## Work instructions
Each entry has to be copied exactly, with nothing missed.

Rows from a dataset:
◇ ◇ ◇ ◇ ◇

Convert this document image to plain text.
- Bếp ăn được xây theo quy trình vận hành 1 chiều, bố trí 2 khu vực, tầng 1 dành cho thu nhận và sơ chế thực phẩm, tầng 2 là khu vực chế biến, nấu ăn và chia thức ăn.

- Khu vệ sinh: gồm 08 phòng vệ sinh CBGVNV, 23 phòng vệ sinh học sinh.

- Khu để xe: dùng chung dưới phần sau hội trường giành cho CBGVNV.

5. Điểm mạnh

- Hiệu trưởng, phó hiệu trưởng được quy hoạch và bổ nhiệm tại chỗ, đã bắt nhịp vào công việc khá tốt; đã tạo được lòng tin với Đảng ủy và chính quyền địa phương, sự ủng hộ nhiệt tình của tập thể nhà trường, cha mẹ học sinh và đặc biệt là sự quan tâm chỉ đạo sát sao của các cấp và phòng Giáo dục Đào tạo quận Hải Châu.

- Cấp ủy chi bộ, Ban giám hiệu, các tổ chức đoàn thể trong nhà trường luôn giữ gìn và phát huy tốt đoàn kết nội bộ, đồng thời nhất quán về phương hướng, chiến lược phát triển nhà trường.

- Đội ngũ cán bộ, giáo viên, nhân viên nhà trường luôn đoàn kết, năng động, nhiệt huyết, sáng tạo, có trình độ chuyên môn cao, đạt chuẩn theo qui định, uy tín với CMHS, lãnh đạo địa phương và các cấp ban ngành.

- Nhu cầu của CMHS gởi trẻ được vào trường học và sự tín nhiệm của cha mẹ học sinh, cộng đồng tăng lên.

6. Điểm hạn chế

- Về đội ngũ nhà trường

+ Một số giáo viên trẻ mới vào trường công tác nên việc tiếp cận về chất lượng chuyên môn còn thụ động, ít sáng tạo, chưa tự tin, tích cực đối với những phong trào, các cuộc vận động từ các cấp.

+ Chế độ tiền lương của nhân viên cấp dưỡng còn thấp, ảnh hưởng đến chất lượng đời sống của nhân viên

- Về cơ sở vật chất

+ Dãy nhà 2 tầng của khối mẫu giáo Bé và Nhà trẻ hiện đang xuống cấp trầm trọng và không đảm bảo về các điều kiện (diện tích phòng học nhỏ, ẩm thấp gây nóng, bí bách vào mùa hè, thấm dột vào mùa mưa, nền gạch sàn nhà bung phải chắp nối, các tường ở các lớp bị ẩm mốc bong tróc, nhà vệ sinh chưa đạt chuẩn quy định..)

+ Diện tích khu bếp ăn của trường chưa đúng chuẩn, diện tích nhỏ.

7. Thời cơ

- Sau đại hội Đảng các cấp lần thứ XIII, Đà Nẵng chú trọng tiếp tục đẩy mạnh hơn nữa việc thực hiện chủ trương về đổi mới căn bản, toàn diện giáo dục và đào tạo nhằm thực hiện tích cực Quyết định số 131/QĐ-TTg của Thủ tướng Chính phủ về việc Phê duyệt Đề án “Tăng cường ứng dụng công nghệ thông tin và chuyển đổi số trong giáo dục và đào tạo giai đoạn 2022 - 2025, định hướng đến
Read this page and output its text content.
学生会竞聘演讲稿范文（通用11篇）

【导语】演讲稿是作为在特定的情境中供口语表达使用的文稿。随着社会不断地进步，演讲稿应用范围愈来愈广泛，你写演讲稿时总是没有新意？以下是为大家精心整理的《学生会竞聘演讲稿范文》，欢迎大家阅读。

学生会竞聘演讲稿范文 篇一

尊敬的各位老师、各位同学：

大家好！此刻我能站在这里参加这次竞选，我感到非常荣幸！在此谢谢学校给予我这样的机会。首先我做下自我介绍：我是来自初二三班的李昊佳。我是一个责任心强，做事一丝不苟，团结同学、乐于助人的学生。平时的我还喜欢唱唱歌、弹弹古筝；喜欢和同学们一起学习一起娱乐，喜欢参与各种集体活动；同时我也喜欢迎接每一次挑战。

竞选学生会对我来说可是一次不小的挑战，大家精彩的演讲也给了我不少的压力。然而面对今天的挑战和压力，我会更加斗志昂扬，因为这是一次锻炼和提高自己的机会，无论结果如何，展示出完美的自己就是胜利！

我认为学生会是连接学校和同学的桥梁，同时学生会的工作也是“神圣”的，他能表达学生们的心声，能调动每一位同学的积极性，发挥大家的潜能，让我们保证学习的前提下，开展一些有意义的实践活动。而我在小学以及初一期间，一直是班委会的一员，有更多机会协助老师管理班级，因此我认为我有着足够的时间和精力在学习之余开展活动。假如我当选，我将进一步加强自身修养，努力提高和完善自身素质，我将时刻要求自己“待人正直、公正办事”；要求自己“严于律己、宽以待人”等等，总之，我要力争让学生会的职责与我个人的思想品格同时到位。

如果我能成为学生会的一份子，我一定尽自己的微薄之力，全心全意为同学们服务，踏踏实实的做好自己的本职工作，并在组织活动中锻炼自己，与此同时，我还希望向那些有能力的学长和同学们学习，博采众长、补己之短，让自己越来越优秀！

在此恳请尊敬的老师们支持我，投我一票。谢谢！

◇ ◇ ◇ ◇ ◇

## Output for this exercise
Convert this document image to plain text.
- Bếp ăn được xây theo quy trình vận hành 1 chiều, bố trí 2 khu vực, tầng 1 dành cho thu nhận và sơ chế thực phẩm, tầng 2 là khu vực chế biến, nấu ăn và chia thức ăn.

- Khu vệ sinh: gồm 08 phòng vệ sinh CBGVNV, 23 phòng vệ sinh học sinh.

- Khu để xe: dùng chung dưới phần sau hội trường giành cho CBGVNV.

5. Điểm mạnh

- Hiệu trưởng, phó hiệu trưởng được quy hoạch và bổ nhiệm tại chỗ, đã bắt nhịp vào công việc khá tốt; đã tạo được lòng tin với Đảng ủy và chính quyền địa phương, sự ủng hộ nhiệt tình của tập thể nhà trường, cha mẹ học sinh và đặc biệt là sự quan tâm chỉ đạo sát sao của các cấp và phòng Giáo dục Đào tạo quận Hải Châu.

- Cấp ủy chi bộ, Ban giám hiệu, các tổ chức đoàn thể trong nhà trường luôn giữ gìn và phát huy tốt đoàn kết nội bộ, đồng thời nhất quán về phương hướng, chiến lược phát triển nhà trường.

- Đội ngũ cán bộ, giáo viên, nhân viên nhà trường luôn đoàn kết, năng động, nhiệt huyết, sáng tạo, có trình độ chuyên môn cao, đạt chuẩn theo qui định, uy tín với CMHS, lãnh đạo địa phương và các cấp ban ngành.

- Nhu cầu của CMHS gởi trẻ được vào trường học và sự tín nhiệm của cha mẹ học sinh, cộng đồng tăng lên.

6. Điểm hạn chế

- Về đội ngũ nhà trường

+ Một số giáo viên trẻ mới vào trường công tác nên việc tiếp cận về chất lượng chuyên môn còn thụ động, ít sáng tạo, chưa tự tin, tích cực đối với những phong trào, các cuộc vận động từ các cấp.

+ Chế độ tiền lương của nhân viên cấp dưỡng còn thấp, ảnh hưởng đến chất lượng đời sống của nhân viên

- Về cơ sở vật chất

+ Dãy nhà 2 tầng của khối mẫu giáo Bé và Nhà trẻ hiện đang xuống cấp trầm trọng và không đảm bảo về các điều kiện (diện tích phòng học nhỏ, ẩm thấp gây nóng, bí bách vào mùa hè, thấm dột vào mùa mưa, nền gạch sàn nhà bung phải chắp nối, các tường ở các lớp bị ẩm mốc bong tróc, nhà vệ sinh chưa đạt chuẩn quy định..)

+ Diện tích khu bếp ăn của trường chưa đúng chuẩn, diện tích nhỏ.

7. Thời cơ

- Sau đại hội Đảng các cấp lần thứ XIII, Đà Nẵng chú trọng tiếp tục đẩy mạnh hơn nữa việc thực hiện chủ trương về đổi mới căn bản, toàn diện giáo dục và đào tạo nhằm thực hiện tích cực Quyết định số 131/QĐ-TTg của Thủ tướng Chính phủ về việc Phê duyệt Đề án “Tăng cường ứng dụng công nghệ thông tin và chuyển đổi số trong giáo dục và đào tạo giai đoạn 2022 - 2025, định hướng đến
Read this page and output its text content.
学生会竞聘演讲稿范文（通用11篇）

【导语】演讲稿是作为在特定的情境中供口语表达使用的文稿。随着社会不断地进步，演讲稿应用范围愈来愈广泛，你写演讲稿时总是没有新意？以下是为大家精心整理的《学生会竞聘演讲稿范文》，欢迎大家阅读。

学生会竞聘演讲稿范文 篇一

尊敬的各位老师、各位同学：

大家好！此刻我能站在这里参加这次竞选，我感到非常荣幸！在此谢谢学校给予我这样的机会。首先我做下自我介绍：我是来自初二三班的李昊佳。我是一个责任心强，做事一丝不苟，团结同学、乐于助人的学生。平时的我还喜欢唱唱歌、弹弹古筝；喜欢和同学们一起学习一起娱乐，喜欢参与各种集体活动；同时我也喜欢迎接每一次挑战。

竞选学生会对我来说可是一次不小的挑战，大家精彩的演讲也给了我不少的压力。然而面对今天的挑战和压力，我会更加斗志昂扬，因为这是一次锻炼和提高自己的机会，无论结果如何，展示出完美的自己就是胜利！

我认为学生会是连接学校和同学的桥梁，同时学生会的工作也是“神圣”的，他能表达学生们的心声，能调动每一位同学的积极性，发挥大家的潜能，让我们保证学习的前提下，开展一些有意义的实践活动。而我在小学以及初一期间，一直是班委会的一员，有更多机会协助老师管理班级，因此我认为我有着足够的时间和精力在学习之余开展活动。假如我当选，我将进一步加强自身修养，努力提高和完善自身素质，我将时刻要求自己“待人正直、公正办事”；要求自己“严于律己、宽以待人”等等，总之，我要力争让学生会的职责与我个人的思想品格同时到位。

如果我能成为学生会的一份子，我一定尽自己的微薄之力，全心全意为同学们服务，踏踏实实的做好自己的本职工作，并在组织活动中锻炼自己，与此同时，我还希望向那些有能力的学长和同学们学习，博采众长、补己之短，让自己越来越优秀！

在此恳请尊敬的老师们支持我，投我一票。谢谢！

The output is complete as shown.